§ **THE PROBLEM**
Gather every line of the data below that includes the word "vendor", and copy each of those lines in full.

§ **TASK INPUTS**

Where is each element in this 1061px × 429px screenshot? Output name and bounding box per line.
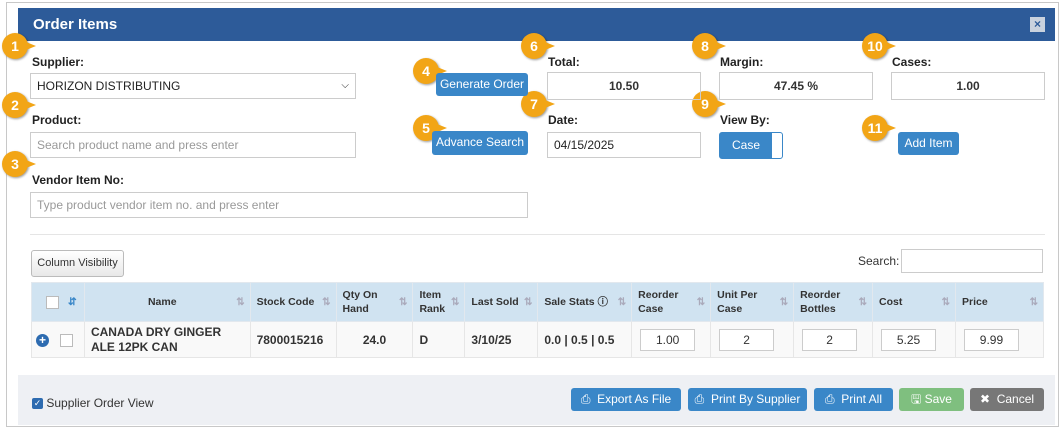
order-items-table: ⇵ Name ⇅ Stock Code ⇅ Qty On Hand ⇅ Item Ra… <box>31 282 1045 358</box>
col-item-rank[interactable]: Item Rank ⇅ <box>412 282 466 322</box>
supplier-select[interactable]: HORIZON DISTRIBUTING ⌵ <box>30 73 356 99</box>
cell-stock-code: 7800015216 <box>249 321 337 358</box>
callout-10: 10 <box>862 33 896 59</box>
add-item-button[interactable]: Add Item <box>898 132 959 155</box>
callout-8: 8 <box>692 33 726 59</box>
cases-value: 1.00 <box>891 72 1045 100</box>
search-label: Search: <box>858 254 900 268</box>
col-cost[interactable]: Cost ⇅ <box>872 282 956 322</box>
reorder-bottles-input[interactable]: 2 <box>802 328 858 351</box>
save-button[interactable]: 🖫 Save <box>899 388 964 411</box>
column-visibility-button[interactable]: Column Visibility <box>31 250 124 277</box>
cost-input[interactable]: 5.25 <box>881 328 937 351</box>
advance-search-button[interactable]: Advance Search <box>432 131 528 155</box>
col-unit-per-case[interactable]: Unit Per Case ⇅ <box>710 282 795 322</box>
col-sale-stats[interactable]: Sale Stats ⓘ ⇅ <box>537 282 633 322</box>
col-stock-code[interactable]: Stock Code ⇅ <box>249 282 337 322</box>
cell-last-sold: 3/10/25 <box>464 321 539 358</box>
cell-qty: 24.0 <box>335 321 414 358</box>
select-all-checkbox[interactable] <box>46 295 59 309</box>
callout-3: 3 <box>2 151 36 177</box>
supplier-order-view-label: Supplier Order View <box>46 396 154 410</box>
col-price[interactable]: Price ⇅ <box>954 282 1045 322</box>
cell-rank: D <box>412 321 466 358</box>
print-all-button[interactable]: ⎙ Print All <box>814 388 893 411</box>
callout-6: 6 <box>521 33 555 59</box>
supplier-label: Supplier: <box>32 55 85 69</box>
total-value: 10.50 <box>547 72 701 100</box>
select-all-header: ⇵ <box>31 282 85 322</box>
price-input[interactable]: 9.99 <box>963 328 1019 351</box>
table-search-input[interactable] <box>901 249 1043 273</box>
table-header-row: ⇵ Name ⇅ Stock Code ⇅ Qty On Hand ⇅ Item Ra… <box>31 282 1045 322</box>
callout-2: 2 <box>2 92 36 118</box>
chevron-down-icon: ⌵ <box>341 80 349 91</box>
row-checkbox[interactable] <box>60 333 74 347</box>
product-label: Product: <box>32 113 82 127</box>
export-file-button[interactable]: ⎙ Export As File <box>571 388 681 411</box>
date-label: Date: <box>548 113 579 127</box>
callout-1: 1 <box>2 33 36 59</box>
vendor-item-label: Vendor Item No: <box>32 173 125 187</box>
vendor-item-input[interactable]: Type product vendor item no. and press e… <box>30 192 528 218</box>
callout-11: 11 <box>862 115 896 141</box>
cell-sale-stats: 0.0 | 0.5 | 0.5 <box>537 321 633 358</box>
supplier-value: HORIZON DISTRIBUTING <box>37 79 181 93</box>
save-icon: 🖫 <box>911 392 922 406</box>
total-label: Total: <box>548 55 580 69</box>
margin-value: 47.45 % <box>719 72 873 100</box>
checkbox-checked-icon[interactable]: ✓ <box>32 398 43 410</box>
cell-name: CANADA DRY GINGER ALE 12PK CAN <box>83 321 251 358</box>
reorder-case-input[interactable]: 1.00 <box>640 328 696 351</box>
divider <box>30 234 1045 235</box>
printer-icon: ⎙ <box>694 392 705 406</box>
info-icon[interactable]: ⓘ <box>597 296 608 308</box>
close-icon: ✖ <box>979 392 991 406</box>
cancel-button[interactable]: ✖ Cancel <box>970 388 1044 411</box>
sort-icon[interactable]: ⇵ <box>68 296 77 308</box>
supplier-order-view-toggle[interactable]: ✓ Supplier Order View <box>32 396 154 410</box>
close-icon[interactable]: × <box>1030 17 1045 32</box>
table-row: + CANADA DRY GINGER ALE 12PK CAN 7800015… <box>31 321 1045 358</box>
printer-icon: ⎙ <box>825 392 835 406</box>
view-by-toggle[interactable]: Case <box>719 132 783 159</box>
generate-order-button[interactable]: Generate Order <box>436 73 528 96</box>
product-search-input[interactable]: Search product name and press enter <box>30 132 356 158</box>
col-reorder-case[interactable]: Reorder Case ⇅ <box>631 282 712 322</box>
cases-label: Cases: <box>892 55 932 69</box>
view-by-case: Case <box>720 133 772 158</box>
margin-label: Margin: <box>720 55 764 69</box>
col-reorder-bottles[interactable]: Reorder Bottles ⇅ <box>793 282 874 322</box>
date-input[interactable]: 04/15/2025 <box>547 132 701 158</box>
expand-row-icon[interactable]: + <box>36 333 49 347</box>
view-by-label: View By: <box>720 113 770 127</box>
printer-icon: ⎙ <box>580 392 591 406</box>
unit-per-case-input[interactable]: 2 <box>719 328 775 351</box>
dialog-footer: ✓ Supplier Order View ⎙ Export As File ⎙… <box>18 375 1055 425</box>
dialog-title: Order Items <box>33 16 118 33</box>
col-last-sold[interactable]: Last Sold ⇅ <box>464 282 539 322</box>
col-name[interactable]: Name ⇅ <box>83 282 251 322</box>
col-qty-on-hand[interactable]: Qty On Hand ⇅ <box>335 282 414 322</box>
print-by-supplier-button[interactable]: ⎙ Print By Supplier <box>688 388 807 411</box>
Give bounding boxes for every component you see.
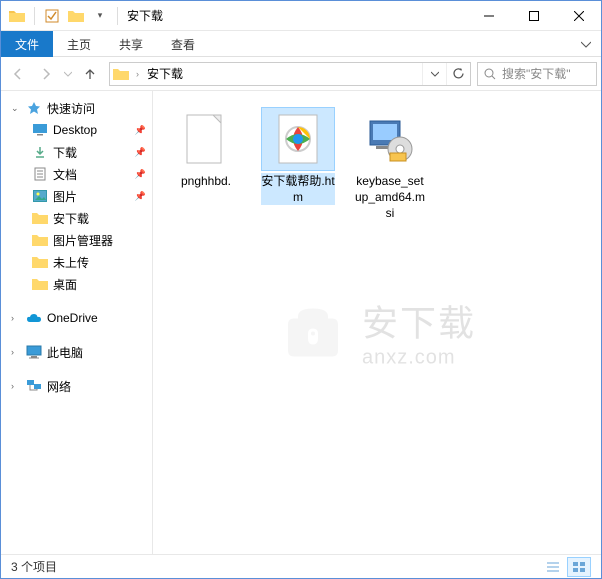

§ **COMPLETED EXERCISE**
vendor-item-label: Vendor Item No: <box>32 173 125 187</box>
vendor-item-input[interactable]: Type product vendor item no. and press e… <box>30 192 528 218</box>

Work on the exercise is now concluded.